# Given exercise
Gather all lines in the data that hold the string "many".

Records from a dataset:
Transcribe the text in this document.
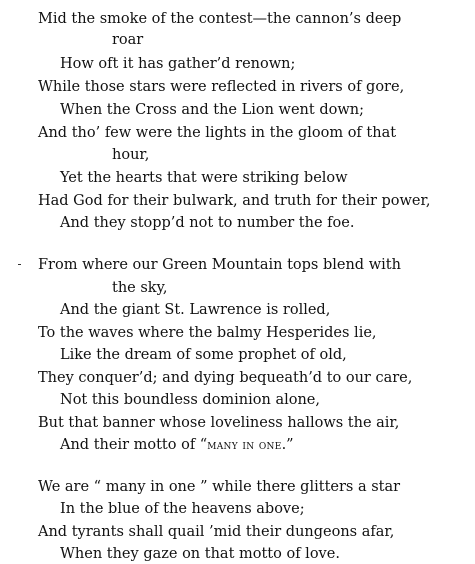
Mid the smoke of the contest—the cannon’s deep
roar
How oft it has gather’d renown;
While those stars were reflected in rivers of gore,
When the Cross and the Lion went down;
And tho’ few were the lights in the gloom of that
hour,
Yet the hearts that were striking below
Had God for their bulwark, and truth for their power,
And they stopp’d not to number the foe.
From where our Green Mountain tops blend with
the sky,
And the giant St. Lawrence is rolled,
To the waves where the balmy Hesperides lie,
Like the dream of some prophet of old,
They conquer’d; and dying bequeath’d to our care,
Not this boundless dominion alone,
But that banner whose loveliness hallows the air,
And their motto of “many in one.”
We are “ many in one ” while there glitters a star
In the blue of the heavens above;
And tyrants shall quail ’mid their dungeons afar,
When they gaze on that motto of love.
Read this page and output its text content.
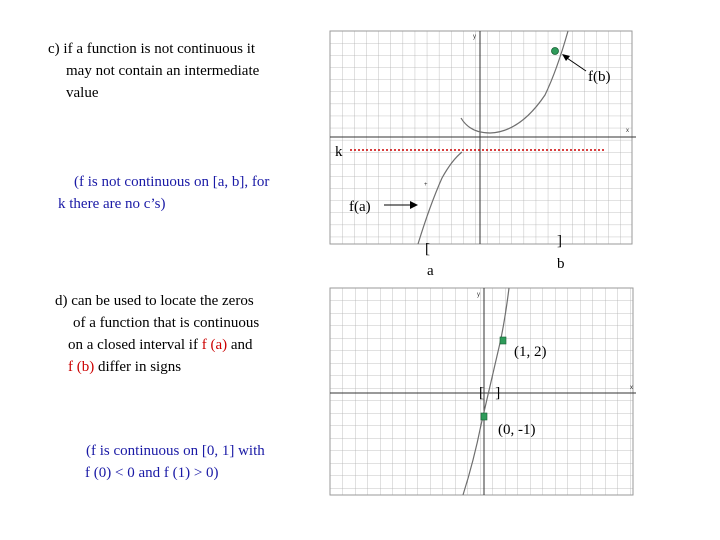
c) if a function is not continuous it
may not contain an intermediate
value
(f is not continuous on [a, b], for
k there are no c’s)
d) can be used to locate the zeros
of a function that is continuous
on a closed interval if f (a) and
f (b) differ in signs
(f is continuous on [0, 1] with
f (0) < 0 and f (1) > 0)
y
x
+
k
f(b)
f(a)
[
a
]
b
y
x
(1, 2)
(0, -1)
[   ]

# Solution
And their motto of “many in one.”
We are “ many in one ” while there glitters a star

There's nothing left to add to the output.